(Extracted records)
>> start

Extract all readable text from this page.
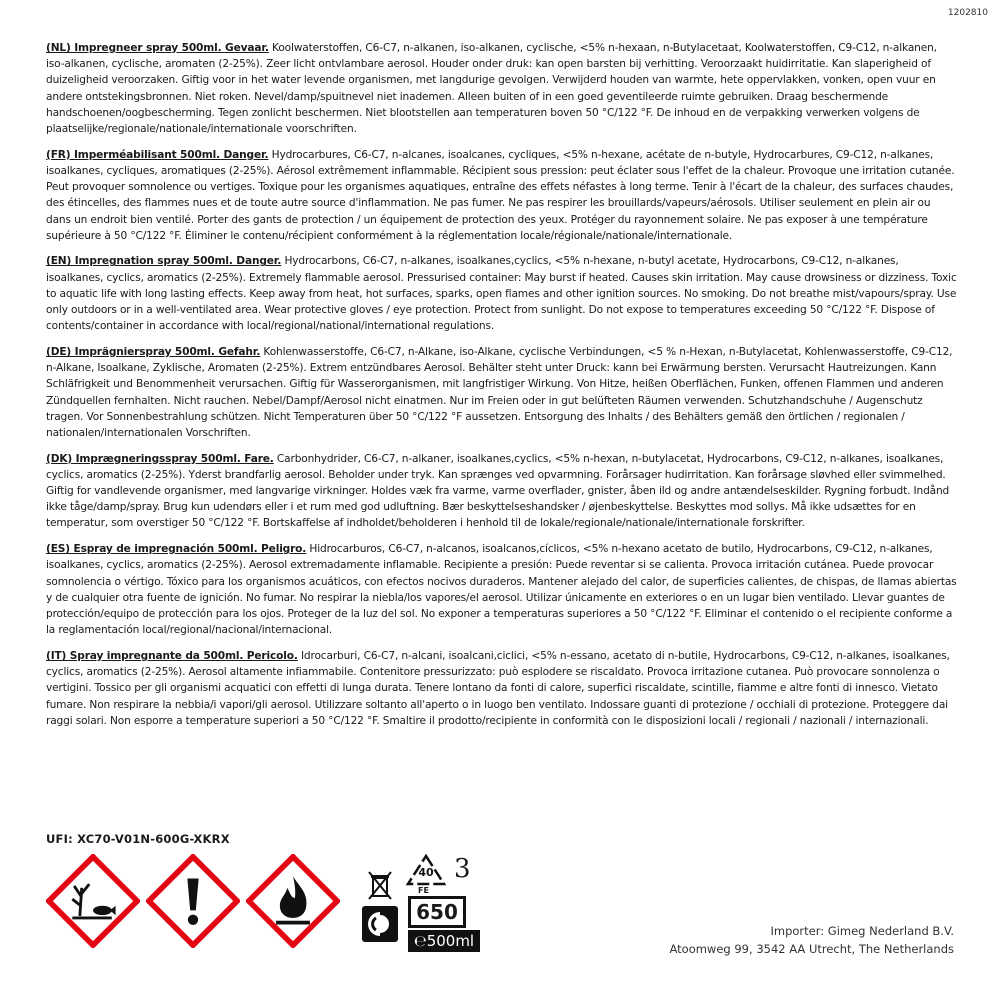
1202810

(NL) Impregneer spray 500ml. Gevaar. Koolwaterstoffen, C6-C7, n-alkanen, iso-alkanen, cyclische, <5% n-hexaan, n-Butylacetaat, Koolwaterstoffen, C9-C12, n-alkanen, iso-alkanen, cyclische, aromaten (2-25%). Zeer licht ontvlambare aerosol. Houder onder druk: kan open barsten bij verhitting. Veroorzaakt huidirritatie. Kan slaperigheid of duizeligheid veroorzaken. Giftig voor in het water levende organismen, met langdurige gevolgen. Verwijderd houden van warmte, hete oppervlakken, vonken, open vuur en andere ontstekingsbronnen. Niet roken. Nevel/damp/spuitnevel niet inademen. Alleen buiten of in een goed geventileerde ruimte gebruiken. Draag beschermende handschoenen/oogbescherming. Tegen zonlicht beschermen. Niet blootstellen aan temperaturen boven 50 °C/122 °F. De inhoud en de verpakking verwerken volgens de plaatselijke/regionale/nationale/internationale voorschriften.

(FR) Imperméabilisant 500ml. Danger. Hydrocarbures, C6-C7, n-alcanes, isoalcanes, cycliques, <5% n-hexane, acétate de n-butyle, Hydrocarbures, C9-C12, n-alkanes, isoalkanes, cycliques, aromatiques (2-25%). Aérosol extrêmement inflammable. Récipient sous pression: peut éclater sous l'effet de la chaleur. Provoque une irritation cutanée. Peut provoquer somnolence ou vertiges. Toxique pour les organismes aquatiques, entraîne des effets néfastes à long terme. Tenir à l'écart de la chaleur, des surfaces chaudes, des étincelles, des flammes nues et de toute autre source d'inflammation. Ne pas fumer. Ne pas respirer les brouillards/vapeurs/aérosols. Utiliser seulement en plein air ou dans un endroit bien ventilé. Porter des gants de protection / un équipement de protection des yeux. Protéger du rayonnement solaire. Ne pas exposer à une température supérieure à 50 °C/122 °F. Éliminer le contenu/récipient conformément à la réglementation locale/régionale/nationale/internationale.

(EN) Impregnation spray 500ml. Danger. Hydrocarbons, C6-C7, n-alkanes, isoalkanes,cyclics, <5% n-hexane, n-butyl acetate, Hydrocarbons, C9-C12, n-alkanes, isoalkanes, cyclics, aromatics (2-25%). Extremely flammable aerosol. Pressurised container: May burst if heated. Causes skin irritation. May cause drowsiness or dizziness. Toxic to aquatic life with long lasting effects. Keep away from heat, hot surfaces, sparks, open flames and other ignition sources. No smoking. Do not breathe mist/vapours/spray. Use only outdoors or in a well-ventilated area. Wear protective gloves / eye protection. Protect from sunlight. Do not expose to temperatures exceeding 50 °C/122 °F. Dispose of contents/container in accordance with local/regional/national/international regulations.

(DE) Imprägnierspray 500ml. Gefahr. Kohlenwasserstoffe, C6-C7, n-Alkane, iso-Alkane, cyclische Verbindungen, <5 % n-Hexan, n-Butylacetat, Kohlenwasserstoffe, C9-C12, n-Alkane, Isoalkane, Zyklische, Aromaten (2-25%). Extrem entzündbares Aerosol. Behälter steht unter Druck: kann bei Erwärmung bersten. Verursacht Hautreizungen. Kann Schläfrigkeit und Benommenheit verursachen. Giftig für Wasserorganismen, mit langfristiger Wirkung. Von Hitze, heißen Oberflächen, Funken, offenen Flammen und anderen Zündquellen fernhalten. Nicht rauchen. Nebel/Dampf/Aerosol nicht einatmen. Nur im Freien oder in gut belüfteten Räumen verwenden. Schutzhandschuhe / Augenschutz tragen. Vor Sonnenbestrahlung schützen. Nicht Temperaturen über 50 °C/122 °F aussetzen. Entsorgung des Inhalts / des Behälters gemäß den örtlichen / regionalen / nationalen/internationalen Vorschriften.

(DK) Imprægneringsspray 500ml. Fare. Carbonhydrider, C6-C7, n-alkaner, isoalkanes,cyclics, <5% n-hexan, n-butylacetat, Hydrocarbons, C9-C12, n-alkanes, isoalkanes, cyclics, aromatics (2-25%). Yderst brandfarlig aerosol. Beholder under tryk. Kan sprænges ved opvarmning. Forårsager hudirritation. Kan forårsage sløvhed eller svimmelhed. Giftig for vandlevende organismer, med langvarige virkninger. Holdes væk fra varme, varme overflader, gnister, åben ild og andre antændelseskilder. Rygning forbudt. Indånd ikke tåge/damp/spray. Brug kun udendørs eller i et rum med god udluftning. Bær beskyttelseshandsker / øjenbeskyttelse. Beskyttes mod sollys. Må ikke udsættes for en temperatur, som overstiger 50 °C/122 °F. Bortskaffelse af indholdet/beholderen i henhold til de lokale/regionale/nationale/internationale forskrifter.

(ES) Espray de impregnación 500ml. Peligro. Hidrocarburos, C6-C7, n-alcanos, isoalcanos,cíclicos, <5% n-hexano acetato de butilo, Hydrocarbons, C9-C12, n-alkanes, isoalkanes, cyclics, aromatics (2-25%). Aerosol extremadamente inflamable. Recipiente a presión: Puede reventar si se calienta. Provoca irritación cutánea. Puede provocar somnolencia o vértigo. Tóxico para los organismos acuáticos, con efectos nocivos duraderos. Mantener alejado del calor, de superficies calientes, de chispas, de llamas abiertas y de cualquier otra fuente de ignición. No fumar. No respirar la niebla/los vapores/el aerosol. Utilizar únicamente en exteriores o en un lugar bien ventilado. Llevar guantes de protección/equipo de protección para los ojos. Proteger de la luz del sol. No exponer a temperaturas superiores a 50 °C/122 °F. Eliminar el contenido o el recipiente conforme a la reglamentación local/regional/nacional/internacional.

(IT) Spray impregnante da 500ml. Pericolo. Idrocarburi, C6-C7, n-alcani, isoalcani,ciclici, <5% n-essano, acetato di n-butile, Hydrocarbons, C9-C12, n-alkanes, isoalkanes, cyclics, aromatics (2-25%). Aerosol altamente infiammabile. Contenitore pressurizzato: può esplodere se riscaldato. Provoca irritazione cutanea. Può provocare sonnolenza o vertigini. Tossico per gli organismi acquatici con effetti di lunga durata. Tenere lontano da fonti di calore, superfici riscaldate, scintille, fiamme e altre fonti di innesco. Vietato fumare. Non respirare la nebbia/i vapori/gli aerosol. Utilizzare soltanto all'aperto o in luogo ben ventilato. Indossare guanti di protezione / occhiali di protezione. Proteggere dai raggi solari. Non esporre a temperature superiori a 50 °C/122 °F. Smaltire il prodotto/recipiente in conformità con le disposizioni locali / regionali / nazionali / internazionali.

UFI: XC70-V01N-600G-XKRX
40
FE
3
650
℮500ml
Importer: Gimeg Nederland B.V.
Atoomweg 99, 3542 AA Utrecht, The Netherlands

>> end

STATED EXERCISE
Will you restate every entry word for word and omit the images?

TASK ANSWER
Extract all readable text from this page.
1202810

(NL) Impregneer spray 500ml. Gevaar. Koolwaterstoffen, C6-C7, n-alkanen, iso-alkanen, cyclische, <5% n-hexaan, n-Butylacetaat, Koolwaterstoffen, C9-C12, n-alkanen, iso-alkanen, cyclische, aromaten (2-25%). Zeer licht ontvlambare aerosol. Houder onder druk: kan open barsten bij verhitting. Veroorzaakt huidirritatie. Kan slaperigheid of duizeligheid veroorzaken. Giftig voor in het water levende organismen, met langdurige gevolgen. Verwijderd houden van warmte, hete oppervlakken, vonken, open vuur en andere ontstekingsbronnen. Niet roken. Nevel/damp/spuitnevel niet inademen. Alleen buiten of in een goed geventileerde ruimte gebruiken. Draag beschermende handschoenen/oogbescherming. Tegen zonlicht beschermen. Niet blootstellen aan temperaturen boven 50 °C/122 °F. De inhoud en de verpakking verwerken volgens de plaatselijke/regionale/nationale/internationale voorschriften.

(FR) Imperméabilisant 500ml. Danger. Hydrocarbures, C6-C7, n-alcanes, isoalcanes, cycliques, <5% n-hexane, acétate de n-butyle, Hydrocarbures, C9-C12, n-alkanes, isoalkanes, cycliques, aromatiques (2-25%). Aérosol extrêmement inflammable. Récipient sous pression: peut éclater sous l'effet de la chaleur. Provoque une irritation cutanée. Peut provoquer somnolence ou vertiges. Toxique pour les organismes aquatiques, entraîne des effets néfastes à long terme. Tenir à l'écart de la chaleur, des surfaces chaudes, des étincelles, des flammes nues et de toute autre source d'inflammation. Ne pas fumer. Ne pas respirer les brouillards/vapeurs/aérosols. Utiliser seulement en plein air ou dans un endroit bien ventilé. Porter des gants de protection / un équipement de protection des yeux. Protéger du rayonnement solaire. Ne pas exposer à une température supérieure à 50 °C/122 °F. Éliminer le contenu/récipient conformément à la réglementation locale/régionale/nationale/internationale.

(EN) Impregnation spray 500ml. Danger. Hydrocarbons, C6-C7, n-alkanes, isoalkanes,cyclics, <5% n-hexane, n-butyl acetate, Hydrocarbons, C9-C12, n-alkanes, isoalkanes, cyclics, aromatics (2-25%). Extremely flammable aerosol. Pressurised container: May burst if heated. Causes skin irritation. May cause drowsiness or dizziness. Toxic to aquatic life with long lasting effects. Keep away from heat, hot surfaces, sparks, open flames and other ignition sources. No smoking. Do not breathe mist/vapours/spray. Use only outdoors or in a well-ventilated area. Wear protective gloves / eye protection. Protect from sunlight. Do not expose to temperatures exceeding 50 °C/122 °F. Dispose of contents/container in accordance with local/regional/national/international regulations.

(DE) Imprägnierspray 500ml. Gefahr. Kohlenwasserstoffe, C6-C7, n-Alkane, iso-Alkane, cyclische Verbindungen, <5 % n-Hexan, n-Butylacetat, Kohlenwasserstoffe, C9-C12, n-Alkane, Isoalkane, Zyklische, Aromaten (2-25%). Extrem entzündbares Aerosol. Behälter steht unter Druck: kann bei Erwärmung bersten. Verursacht Hautreizungen. Kann Schläfrigkeit und Benommenheit verursachen. Giftig für Wasserorganismen, mit langfristiger Wirkung. Von Hitze, heißen Oberflächen, Funken, offenen Flammen und anderen Zündquellen fernhalten. Nicht rauchen. Nebel/Dampf/Aerosol nicht einatmen. Nur im Freien oder in gut belüfteten Räumen verwenden. Schutzhandschuhe / Augenschutz tragen. Vor Sonnenbestrahlung schützen. Nicht Temperaturen über 50 °C/122 °F aussetzen. Entsorgung des Inhalts / des Behälters gemäß den örtlichen / regionalen / nationalen/internationalen Vorschriften.

(DK) Imprægneringsspray 500ml. Fare. Carbonhydrider, C6-C7, n-alkaner, isoalkanes,cyclics, <5% n-hexan, n-butylacetat, Hydrocarbons, C9-C12, n-alkanes, isoalkanes, cyclics, aromatics (2-25%). Yderst brandfarlig aerosol. Beholder under tryk. Kan sprænges ved opvarmning. Forårsager hudirritation. Kan forårsage sløvhed eller svimmelhed. Giftig for vandlevende organismer, med langvarige virkninger. Holdes væk fra varme, varme overflader, gnister, åben ild og andre antændelseskilder. Rygning forbudt. Indånd ikke tåge/damp/spray. Brug kun udendørs eller i et rum med god udluftning. Bær beskyttelseshandsker / øjenbeskyttelse. Beskyttes mod sollys. Må ikke udsættes for en temperatur, som overstiger 50 °C/122 °F. Bortskaffelse af indholdet/beholderen i henhold til de lokale/regionale/nationale/internationale forskrifter.

(ES) Espray de impregnación 500ml. Peligro. Hidrocarburos, C6-C7, n-alcanos, isoalcanos,cíclicos, <5% n-hexano acetato de butilo, Hydrocarbons, C9-C12, n-alkanes, isoalkanes, cyclics, aromatics (2-25%). Aerosol extremadamente inflamable. Recipiente a presión: Puede reventar si se calienta. Provoca irritación cutánea. Puede provocar somnolencia o vértigo. Tóxico para los organismos acuáticos, con efectos nocivos duraderos. Mantener alejado del calor, de superficies calientes, de chispas, de llamas abiertas y de cualquier otra fuente de ignición. No fumar. No respirar la niebla/los vapores/el aerosol. Utilizar únicamente en exteriores o en un lugar bien ventilado. Llevar guantes de protección/equipo de protección para los ojos. Proteger de la luz del sol. No exponer a temperaturas superiores a 50 °C/122 °F. Eliminar el contenido o el recipiente conforme a la reglamentación local/regional/nacional/internacional.

(IT) Spray impregnante da 500ml. Pericolo. Idrocarburi, C6-C7, n-alcani, isoalcani,ciclici, <5% n-essano, acetato di n-butile, Hydrocarbons, C9-C12, n-alkanes, isoalkanes, cyclics, aromatics (2-25%). Aerosol altamente infiammabile. Contenitore pressurizzato: può esplodere se riscaldato. Provoca irritazione cutanea. Può provocare sonnolenza o vertigini. Tossico per gli organismi acquatici con effetti di lunga durata. Tenere lontano da fonti di calore, superfici riscaldate, scintille, fiamme e altre fonti di innesco. Vietato fumare. Non respirare la nebbia/i vapori/gli aerosol. Utilizzare soltanto all'aperto o in luogo ben ventilato. Indossare guanti di protezione / occhiali di protezione. Proteggere dai raggi solari. Non esporre a temperature superiori a 50 °C/122 °F. Smaltire il prodotto/recipiente in conformità con le disposizioni locali / regionali / nazionali / internazionali.

UFI: XC70-V01N-600G-XKRX
40
FE
3
650
℮500ml
Importer: Gimeg Nederland B.V.
Atoomweg 99, 3542 AA Utrecht, The Netherlands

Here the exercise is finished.